For the listing below, give the count of lines containing the string "JSON" and nothing else.

___ Given data ___

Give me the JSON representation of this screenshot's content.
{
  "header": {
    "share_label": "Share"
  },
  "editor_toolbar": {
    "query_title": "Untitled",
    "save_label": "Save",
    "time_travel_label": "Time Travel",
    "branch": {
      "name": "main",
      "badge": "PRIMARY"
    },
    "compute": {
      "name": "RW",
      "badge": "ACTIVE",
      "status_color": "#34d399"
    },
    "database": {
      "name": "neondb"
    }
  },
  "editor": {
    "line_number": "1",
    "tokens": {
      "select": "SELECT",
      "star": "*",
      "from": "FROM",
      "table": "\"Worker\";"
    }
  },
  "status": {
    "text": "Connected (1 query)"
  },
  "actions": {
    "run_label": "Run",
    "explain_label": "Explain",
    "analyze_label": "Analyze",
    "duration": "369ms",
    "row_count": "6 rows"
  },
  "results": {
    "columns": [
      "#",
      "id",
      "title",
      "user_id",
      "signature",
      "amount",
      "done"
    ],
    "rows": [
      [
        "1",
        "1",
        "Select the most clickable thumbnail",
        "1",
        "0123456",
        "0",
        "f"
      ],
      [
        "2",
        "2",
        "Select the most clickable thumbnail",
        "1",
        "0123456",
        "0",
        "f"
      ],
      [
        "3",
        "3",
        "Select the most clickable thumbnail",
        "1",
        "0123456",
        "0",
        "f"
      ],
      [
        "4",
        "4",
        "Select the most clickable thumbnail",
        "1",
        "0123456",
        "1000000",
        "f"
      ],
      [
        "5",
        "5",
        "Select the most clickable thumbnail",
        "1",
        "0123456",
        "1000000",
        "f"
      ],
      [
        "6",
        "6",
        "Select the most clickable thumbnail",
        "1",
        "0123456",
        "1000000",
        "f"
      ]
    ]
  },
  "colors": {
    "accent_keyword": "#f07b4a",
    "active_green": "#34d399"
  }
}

___
___ Given data ___

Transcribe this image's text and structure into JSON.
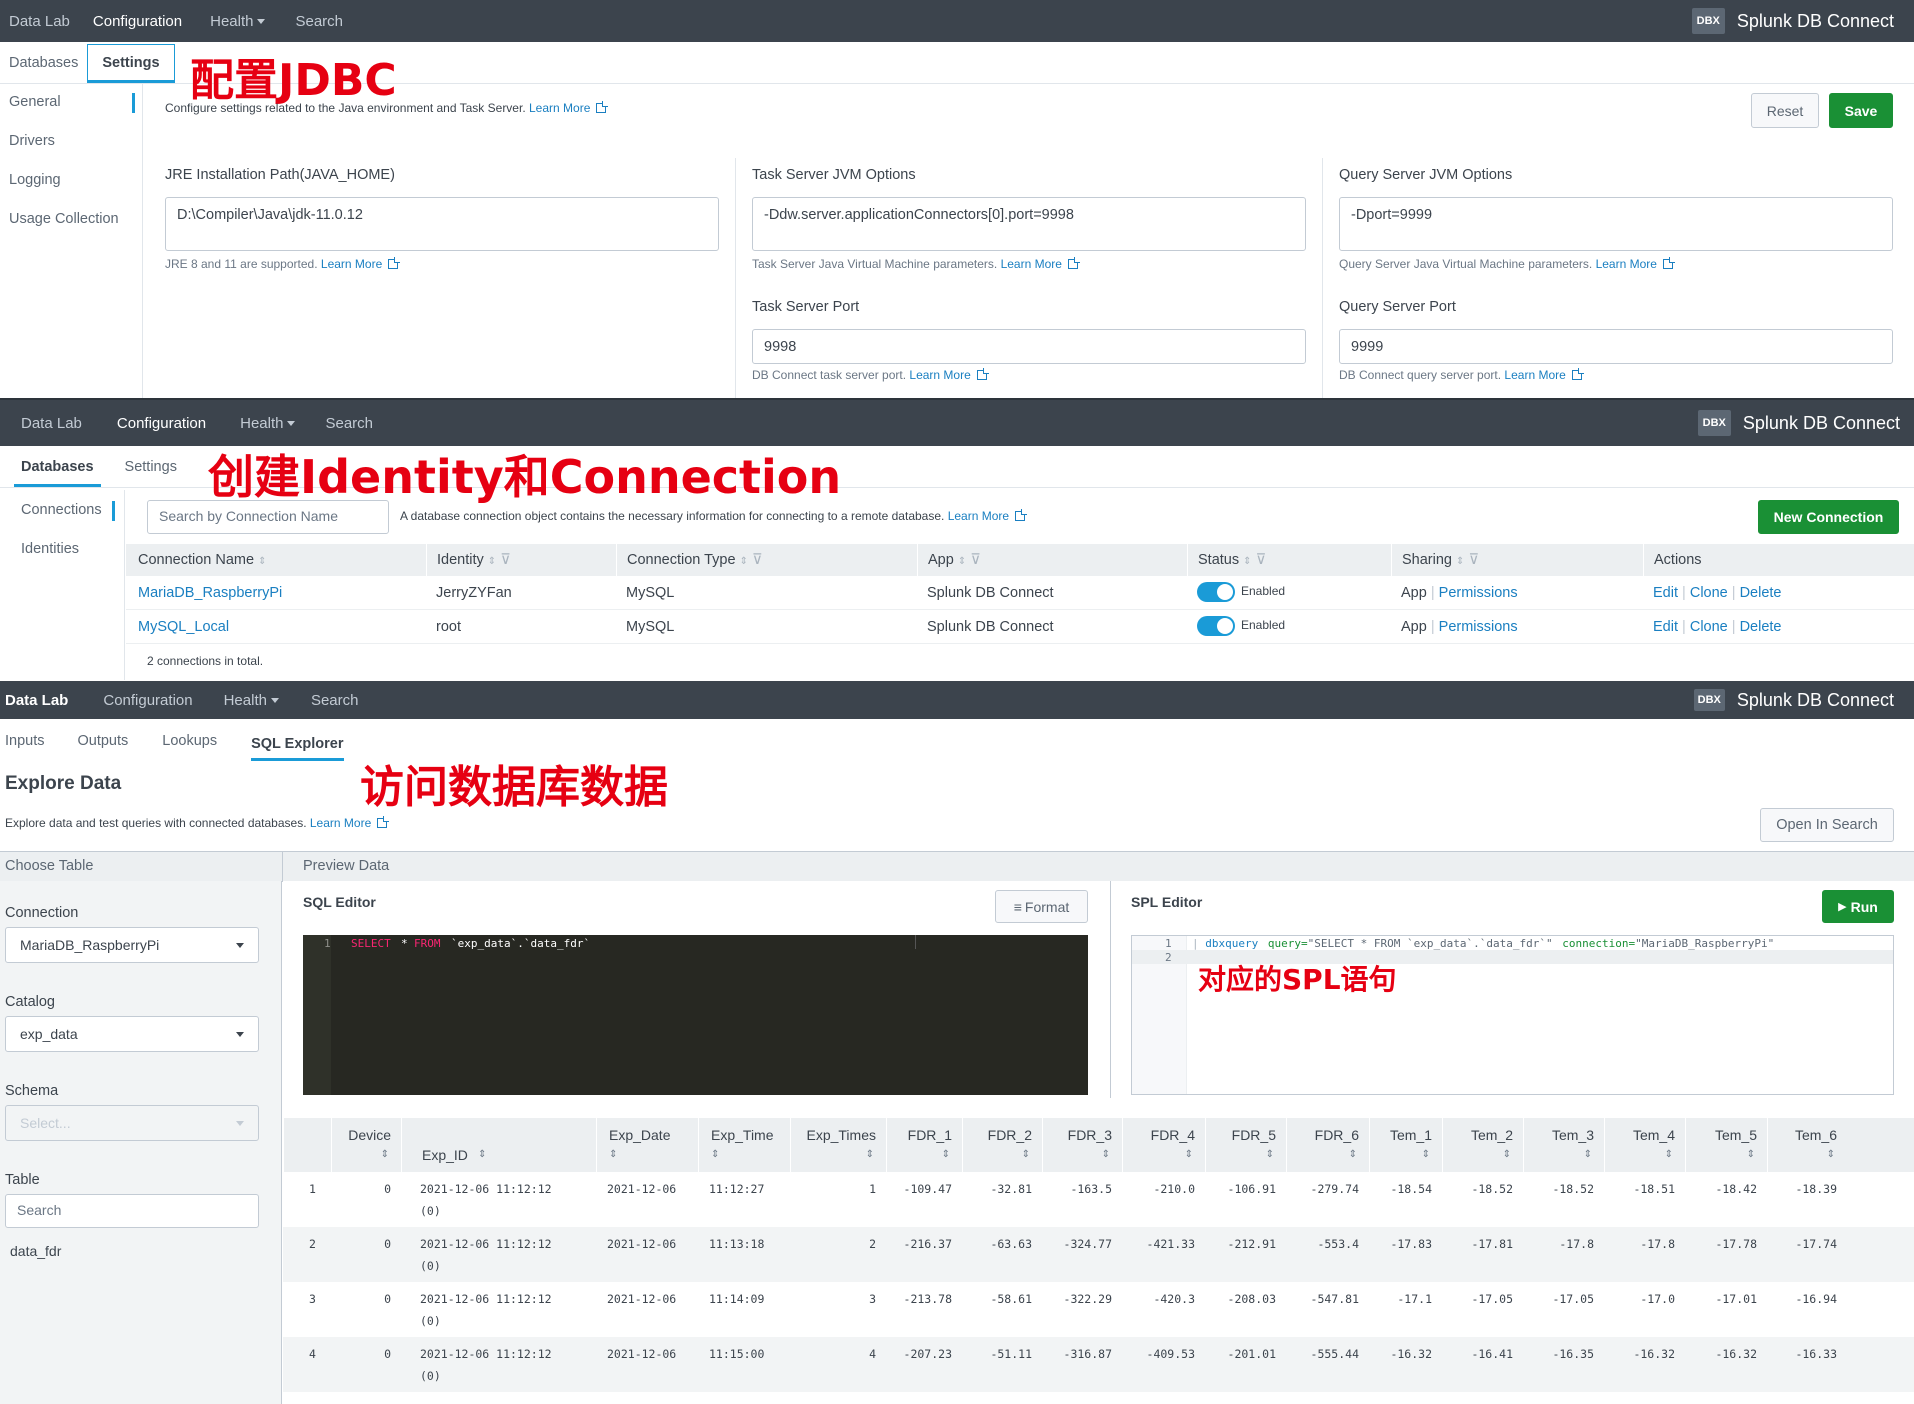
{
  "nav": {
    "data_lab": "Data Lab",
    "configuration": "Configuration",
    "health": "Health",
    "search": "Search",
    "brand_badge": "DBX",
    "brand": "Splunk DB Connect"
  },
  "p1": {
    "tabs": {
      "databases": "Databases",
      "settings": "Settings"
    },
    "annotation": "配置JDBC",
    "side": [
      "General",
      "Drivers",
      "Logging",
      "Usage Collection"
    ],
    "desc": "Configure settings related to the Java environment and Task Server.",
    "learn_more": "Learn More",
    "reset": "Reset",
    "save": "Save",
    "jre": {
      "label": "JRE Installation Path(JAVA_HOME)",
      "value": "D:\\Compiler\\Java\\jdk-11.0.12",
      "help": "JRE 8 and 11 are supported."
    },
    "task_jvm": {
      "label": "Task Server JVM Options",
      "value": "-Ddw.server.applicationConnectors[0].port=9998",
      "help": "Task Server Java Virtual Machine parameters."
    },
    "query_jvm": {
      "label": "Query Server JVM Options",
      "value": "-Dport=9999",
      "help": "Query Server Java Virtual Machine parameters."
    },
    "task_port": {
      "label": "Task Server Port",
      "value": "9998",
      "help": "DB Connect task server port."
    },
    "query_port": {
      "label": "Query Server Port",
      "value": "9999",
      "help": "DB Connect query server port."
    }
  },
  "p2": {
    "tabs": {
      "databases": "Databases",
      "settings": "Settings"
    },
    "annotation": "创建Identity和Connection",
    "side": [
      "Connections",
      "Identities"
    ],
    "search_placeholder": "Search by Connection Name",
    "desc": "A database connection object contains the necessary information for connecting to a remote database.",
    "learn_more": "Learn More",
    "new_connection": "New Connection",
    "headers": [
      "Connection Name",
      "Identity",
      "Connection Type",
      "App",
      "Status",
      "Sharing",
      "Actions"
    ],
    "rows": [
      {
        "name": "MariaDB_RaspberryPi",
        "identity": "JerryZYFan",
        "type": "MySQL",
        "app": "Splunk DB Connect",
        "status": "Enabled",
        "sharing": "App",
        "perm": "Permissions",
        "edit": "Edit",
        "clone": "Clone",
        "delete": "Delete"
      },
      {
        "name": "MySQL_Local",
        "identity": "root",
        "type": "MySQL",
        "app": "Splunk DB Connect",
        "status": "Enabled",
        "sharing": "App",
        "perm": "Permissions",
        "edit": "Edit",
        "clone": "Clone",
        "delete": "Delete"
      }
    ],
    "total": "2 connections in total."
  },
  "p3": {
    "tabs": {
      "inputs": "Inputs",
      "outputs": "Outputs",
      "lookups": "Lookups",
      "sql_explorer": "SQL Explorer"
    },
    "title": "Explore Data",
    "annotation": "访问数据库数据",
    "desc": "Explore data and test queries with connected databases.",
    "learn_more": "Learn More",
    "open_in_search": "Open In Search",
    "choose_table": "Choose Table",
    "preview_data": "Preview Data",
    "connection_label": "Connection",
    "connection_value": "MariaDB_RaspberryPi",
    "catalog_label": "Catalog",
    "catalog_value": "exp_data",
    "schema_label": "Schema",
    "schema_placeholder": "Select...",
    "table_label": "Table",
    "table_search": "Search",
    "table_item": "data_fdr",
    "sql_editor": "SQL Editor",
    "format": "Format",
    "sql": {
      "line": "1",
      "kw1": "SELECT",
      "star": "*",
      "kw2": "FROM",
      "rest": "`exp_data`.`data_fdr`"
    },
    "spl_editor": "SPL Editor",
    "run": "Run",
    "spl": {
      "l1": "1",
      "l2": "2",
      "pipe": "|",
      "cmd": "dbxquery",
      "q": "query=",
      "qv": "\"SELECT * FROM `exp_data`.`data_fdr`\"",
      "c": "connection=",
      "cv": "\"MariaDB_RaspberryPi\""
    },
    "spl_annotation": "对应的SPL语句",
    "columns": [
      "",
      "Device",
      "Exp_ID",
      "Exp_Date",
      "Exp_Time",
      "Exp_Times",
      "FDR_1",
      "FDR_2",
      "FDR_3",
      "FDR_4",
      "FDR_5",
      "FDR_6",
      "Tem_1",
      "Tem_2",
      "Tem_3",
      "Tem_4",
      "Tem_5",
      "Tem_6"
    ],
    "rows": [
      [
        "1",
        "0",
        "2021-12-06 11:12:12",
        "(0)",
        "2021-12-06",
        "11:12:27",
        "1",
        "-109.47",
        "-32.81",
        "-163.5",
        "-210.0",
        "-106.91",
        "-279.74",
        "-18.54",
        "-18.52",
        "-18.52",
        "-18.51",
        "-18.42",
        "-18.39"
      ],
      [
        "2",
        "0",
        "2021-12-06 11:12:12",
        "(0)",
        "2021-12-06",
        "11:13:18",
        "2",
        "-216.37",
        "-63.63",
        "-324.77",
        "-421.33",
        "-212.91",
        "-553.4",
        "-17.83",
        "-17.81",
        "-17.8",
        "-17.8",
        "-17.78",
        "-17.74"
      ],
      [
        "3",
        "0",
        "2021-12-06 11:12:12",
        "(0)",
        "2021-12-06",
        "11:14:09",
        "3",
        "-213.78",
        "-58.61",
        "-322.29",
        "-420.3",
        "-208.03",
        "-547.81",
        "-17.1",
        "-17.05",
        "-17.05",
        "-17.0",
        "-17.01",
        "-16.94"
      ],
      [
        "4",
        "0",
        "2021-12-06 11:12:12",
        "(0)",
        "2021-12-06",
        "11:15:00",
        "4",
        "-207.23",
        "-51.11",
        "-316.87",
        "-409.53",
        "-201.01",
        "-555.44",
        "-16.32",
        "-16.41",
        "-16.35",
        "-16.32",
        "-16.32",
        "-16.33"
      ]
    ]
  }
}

___
___ Given data ___

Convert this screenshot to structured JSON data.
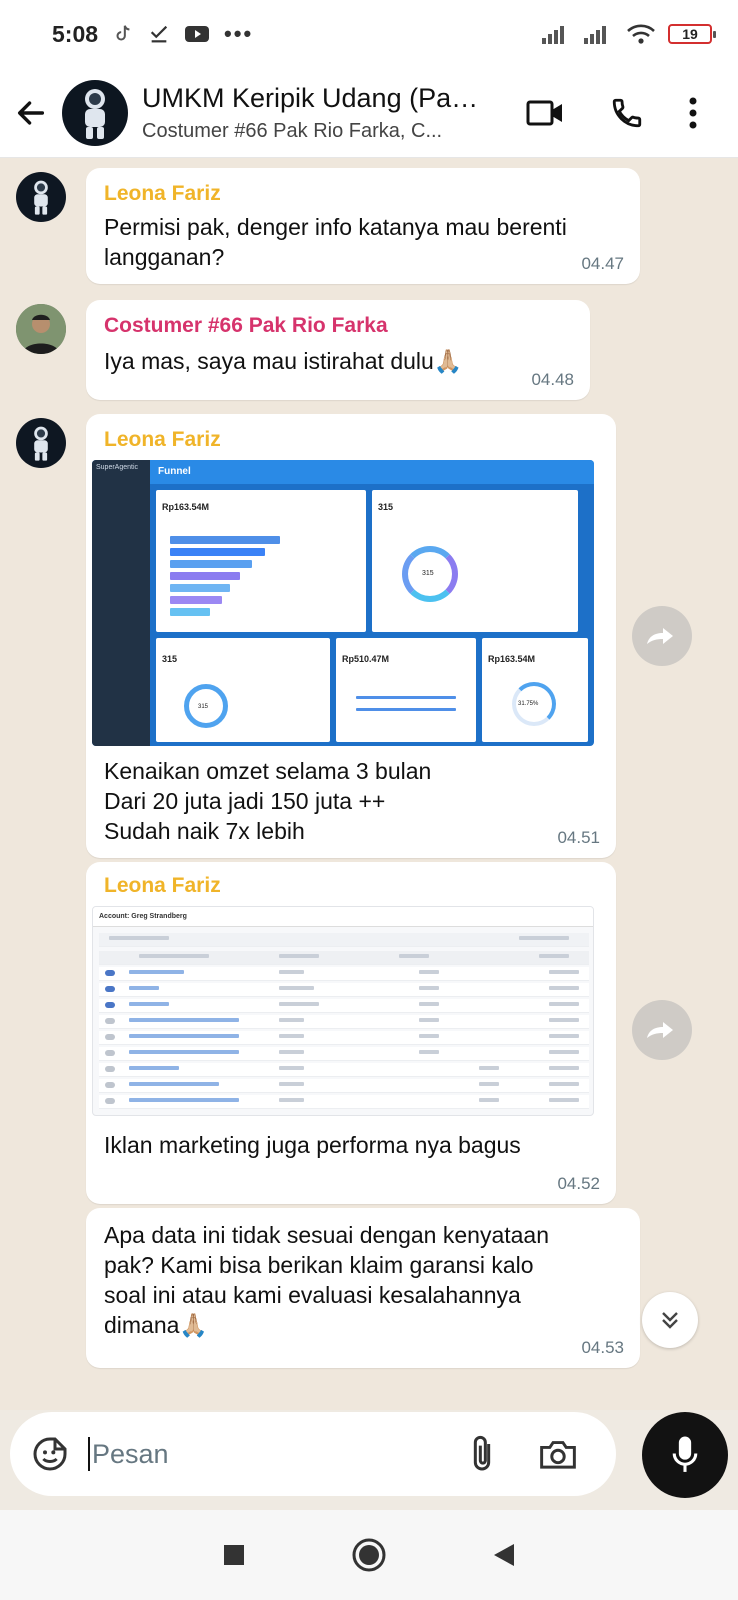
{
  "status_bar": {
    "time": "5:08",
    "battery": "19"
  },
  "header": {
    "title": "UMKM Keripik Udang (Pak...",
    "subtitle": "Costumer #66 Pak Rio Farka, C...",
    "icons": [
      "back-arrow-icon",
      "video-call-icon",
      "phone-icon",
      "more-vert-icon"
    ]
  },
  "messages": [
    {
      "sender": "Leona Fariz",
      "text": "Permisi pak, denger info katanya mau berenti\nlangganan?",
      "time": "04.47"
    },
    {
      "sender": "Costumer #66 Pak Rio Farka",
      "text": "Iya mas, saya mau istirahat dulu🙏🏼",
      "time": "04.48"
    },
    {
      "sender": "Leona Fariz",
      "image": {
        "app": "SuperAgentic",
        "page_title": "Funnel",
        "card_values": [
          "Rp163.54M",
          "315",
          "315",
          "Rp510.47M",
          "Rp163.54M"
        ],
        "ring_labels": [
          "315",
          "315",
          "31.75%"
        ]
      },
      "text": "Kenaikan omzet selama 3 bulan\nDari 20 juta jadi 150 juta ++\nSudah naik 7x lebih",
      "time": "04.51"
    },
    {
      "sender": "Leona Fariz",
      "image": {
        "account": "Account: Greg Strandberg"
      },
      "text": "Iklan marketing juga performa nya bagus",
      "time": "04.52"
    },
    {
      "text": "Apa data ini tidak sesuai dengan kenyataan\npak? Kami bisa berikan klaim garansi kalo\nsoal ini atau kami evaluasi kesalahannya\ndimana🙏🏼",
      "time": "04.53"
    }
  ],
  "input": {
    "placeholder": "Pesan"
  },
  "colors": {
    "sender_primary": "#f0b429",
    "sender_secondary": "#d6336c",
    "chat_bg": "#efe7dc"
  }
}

___

**Exercise solution:** 3